Write out every line of the material exactly as it appears.

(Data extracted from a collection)
[START]

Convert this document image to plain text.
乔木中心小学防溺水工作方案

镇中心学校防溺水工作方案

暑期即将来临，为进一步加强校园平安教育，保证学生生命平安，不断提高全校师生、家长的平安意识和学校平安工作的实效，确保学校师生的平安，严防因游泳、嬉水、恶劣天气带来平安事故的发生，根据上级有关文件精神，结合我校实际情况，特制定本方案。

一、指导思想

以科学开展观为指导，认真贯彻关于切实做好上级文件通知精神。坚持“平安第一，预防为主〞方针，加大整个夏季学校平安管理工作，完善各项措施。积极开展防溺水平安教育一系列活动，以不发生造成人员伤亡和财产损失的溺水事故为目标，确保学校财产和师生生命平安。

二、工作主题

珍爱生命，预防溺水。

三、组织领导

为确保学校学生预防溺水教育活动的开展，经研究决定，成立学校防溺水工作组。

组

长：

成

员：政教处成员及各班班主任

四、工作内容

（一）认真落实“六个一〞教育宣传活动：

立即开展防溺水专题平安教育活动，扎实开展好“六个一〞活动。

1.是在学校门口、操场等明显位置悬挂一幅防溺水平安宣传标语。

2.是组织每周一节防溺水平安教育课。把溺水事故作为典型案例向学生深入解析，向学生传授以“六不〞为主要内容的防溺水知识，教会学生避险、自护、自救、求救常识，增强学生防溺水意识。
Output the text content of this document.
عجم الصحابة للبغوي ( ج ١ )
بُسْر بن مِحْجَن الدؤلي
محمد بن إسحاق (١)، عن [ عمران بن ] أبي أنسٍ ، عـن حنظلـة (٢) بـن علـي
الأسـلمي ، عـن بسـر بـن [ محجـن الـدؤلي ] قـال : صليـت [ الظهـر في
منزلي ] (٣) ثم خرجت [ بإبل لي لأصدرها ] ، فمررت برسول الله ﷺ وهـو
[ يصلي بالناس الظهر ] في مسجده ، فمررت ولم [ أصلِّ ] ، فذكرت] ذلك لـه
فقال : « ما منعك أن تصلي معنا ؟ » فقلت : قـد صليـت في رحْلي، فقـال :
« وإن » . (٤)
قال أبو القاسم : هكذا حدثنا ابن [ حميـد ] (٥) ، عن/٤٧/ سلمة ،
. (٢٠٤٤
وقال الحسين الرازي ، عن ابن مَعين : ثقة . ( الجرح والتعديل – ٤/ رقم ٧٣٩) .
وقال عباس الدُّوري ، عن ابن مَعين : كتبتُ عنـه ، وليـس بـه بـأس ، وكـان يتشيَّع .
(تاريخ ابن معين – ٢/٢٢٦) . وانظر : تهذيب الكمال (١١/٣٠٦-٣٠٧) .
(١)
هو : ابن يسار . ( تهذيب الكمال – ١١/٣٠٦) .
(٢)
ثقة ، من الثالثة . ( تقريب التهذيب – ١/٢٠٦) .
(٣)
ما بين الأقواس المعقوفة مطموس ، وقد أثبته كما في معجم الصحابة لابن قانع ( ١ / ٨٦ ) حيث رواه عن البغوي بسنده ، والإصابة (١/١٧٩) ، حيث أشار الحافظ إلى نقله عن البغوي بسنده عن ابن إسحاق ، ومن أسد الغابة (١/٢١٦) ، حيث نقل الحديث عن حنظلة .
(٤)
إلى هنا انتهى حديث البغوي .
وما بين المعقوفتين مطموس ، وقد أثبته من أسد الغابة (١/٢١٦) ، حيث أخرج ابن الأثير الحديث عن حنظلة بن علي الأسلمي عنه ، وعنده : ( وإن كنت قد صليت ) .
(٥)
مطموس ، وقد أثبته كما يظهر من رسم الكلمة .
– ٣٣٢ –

[END]

Answer for this exercise.
Convert this document image to plain text.
乔木中心小学防溺水工作方案

镇中心学校防溺水工作方案

暑期即将来临，为进一步加强校园平安教育，保证学生生命平安，不断提高全校师生、家长的平安意识和学校平安工作的实效，确保学校师生的平安，严防因游泳、嬉水、恶劣天气带来平安事故的发生，根据上级有关文件精神，结合我校实际情况，特制定本方案。

一、指导思想

以科学开展观为指导，认真贯彻关于切实做好上级文件通知精神。坚持“平安第一，预防为主〞方针，加大整个夏季学校平安管理工作，完善各项措施。积极开展防溺水平安教育一系列活动，以不发生造成人员伤亡和财产损失的溺水事故为目标，确保学校财产和师生生命平安。

二、工作主题

珍爱生命，预防溺水。

三、组织领导

为确保学校学生预防溺水教育活动的开展，经研究决定，成立学校防溺水工作组。

组

长：

成

员：政教处成员及各班班主任

四、工作内容

（一）认真落实“六个一〞教育宣传活动：

立即开展防溺水专题平安教育活动，扎实开展好“六个一〞活动。

1.是在学校门口、操场等明显位置悬挂一幅防溺水平安宣传标语。

2.是组织每周一节防溺水平安教育课。把溺水事故作为典型案例向学生深入解析，向学生传授以“六不〞为主要内容的防溺水知识，教会学生避险、自护、自救、求救常识，增强学生防溺水意识。
Output the text content of this document.
عجم الصحابة للبغوي ( ج ١ )
بُسْر بن مِحْجَن الدؤلي
محمد بن إسحاق (١)، عن [ عمران بن ] أبي أنسٍ ، عـن حنظلـة (٢) بـن علـي
الأسـلمي ، عـن بسـر بـن [ محجـن الـدؤلي ] قـال : صليـت [ الظهـر في
منزلي ] (٣) ثم خرجت [ بإبل لي لأصدرها ] ، فمررت برسول الله ﷺ وهـو
[ يصلي بالناس الظهر ] في مسجده ، فمررت ولم [ أصلِّ ] ، فذكرت] ذلك لـه
فقال : « ما منعك أن تصلي معنا ؟ » فقلت : قـد صليـت في رحْلي، فقـال :
« وإن » . (٤)
قال أبو القاسم : هكذا حدثنا ابن [ حميـد ] (٥) ، عن/٤٧/ سلمة ،
. (٢٠٤٤
وقال الحسين الرازي ، عن ابن مَعين : ثقة . ( الجرح والتعديل – ٤/ رقم ٧٣٩) .
وقال عباس الدُّوري ، عن ابن مَعين : كتبتُ عنـه ، وليـس بـه بـأس ، وكـان يتشيَّع .
(تاريخ ابن معين – ٢/٢٢٦) . وانظر : تهذيب الكمال (١١/٣٠٦-٣٠٧) .
(١)
هو : ابن يسار . ( تهذيب الكمال – ١١/٣٠٦) .
(٢)
ثقة ، من الثالثة . ( تقريب التهذيب – ١/٢٠٦) .
(٣)
ما بين الأقواس المعقوفة مطموس ، وقد أثبته كما في معجم الصحابة لابن قانع ( ١ / ٨٦ ) حيث رواه عن البغوي بسنده ، والإصابة (١/١٧٩) ، حيث أشار الحافظ إلى نقله عن البغوي بسنده عن ابن إسحاق ، ومن أسد الغابة (١/٢١٦) ، حيث نقل الحديث عن حنظلة .
(٤)
إلى هنا انتهى حديث البغوي .
وما بين المعقوفتين مطموس ، وقد أثبته من أسد الغابة (١/٢١٦) ، حيث أخرج ابن الأثير الحديث عن حنظلة بن علي الأسلمي عنه ، وعنده : ( وإن كنت قد صليت ) .
(٥)
مطموس ، وقد أثبته كما يظهر من رسم الكلمة .
– ٣٣٢ –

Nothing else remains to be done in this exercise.